**Problem statement:**
Every record here should be printed again exactly.

**Record list:**
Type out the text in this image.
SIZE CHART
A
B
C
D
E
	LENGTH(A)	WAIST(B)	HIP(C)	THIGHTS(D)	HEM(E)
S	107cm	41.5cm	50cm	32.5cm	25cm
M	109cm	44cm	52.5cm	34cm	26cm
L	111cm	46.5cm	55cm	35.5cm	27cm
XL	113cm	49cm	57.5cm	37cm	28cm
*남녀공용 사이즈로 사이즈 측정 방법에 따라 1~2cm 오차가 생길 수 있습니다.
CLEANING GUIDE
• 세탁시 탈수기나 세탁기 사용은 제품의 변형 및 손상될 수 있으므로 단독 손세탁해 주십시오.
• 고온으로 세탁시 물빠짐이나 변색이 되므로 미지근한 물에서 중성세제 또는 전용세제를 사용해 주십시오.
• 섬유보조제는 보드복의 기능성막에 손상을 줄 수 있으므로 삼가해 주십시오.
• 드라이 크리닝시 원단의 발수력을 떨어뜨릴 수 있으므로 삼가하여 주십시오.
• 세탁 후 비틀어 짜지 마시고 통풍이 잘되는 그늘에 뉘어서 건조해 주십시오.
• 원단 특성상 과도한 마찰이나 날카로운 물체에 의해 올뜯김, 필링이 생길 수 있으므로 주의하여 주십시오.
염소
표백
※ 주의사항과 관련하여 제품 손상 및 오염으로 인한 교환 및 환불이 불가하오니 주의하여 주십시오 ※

**Reply:**
Type out the text in this image.
SIZE CHART
A
B
C
D
E
	LENGTH(A)	WAIST(B)	HIP(C)	THIGHTS(D)	HEM(E)
S	107cm	41.5cm	50cm	32.5cm	25cm
M	109cm	44cm	52.5cm	34cm	26cm
L	111cm	46.5cm	55cm	35.5cm	27cm
XL	113cm	49cm	57.5cm	37cm	28cm
*남녀공용 사이즈로 사이즈 측정 방법에 따라 1~2cm 오차가 생길 수 있습니다.
CLEANING GUIDE
• 세탁시 탈수기나 세탁기 사용은 제품의 변형 및 손상될 수 있으므로 단독 손세탁해 주십시오.
• 고온으로 세탁시 물빠짐이나 변색이 되므로 미지근한 물에서 중성세제 또는 전용세제를 사용해 주십시오.
• 섬유보조제는 보드복의 기능성막에 손상을 줄 수 있으므로 삼가해 주십시오.
• 드라이 크리닝시 원단의 발수력을 떨어뜨릴 수 있으므로 삼가하여 주십시오.
• 세탁 후 비틀어 짜지 마시고 통풍이 잘되는 그늘에 뉘어서 건조해 주십시오.
• 원단 특성상 과도한 마찰이나 날카로운 물체에 의해 올뜯김, 필링이 생길 수 있으므로 주의하여 주십시오.
염소
표백
※ 주의사항과 관련하여 제품 손상 및 오염으로 인한 교환 및 환불이 불가하오니 주의하여 주십시오 ※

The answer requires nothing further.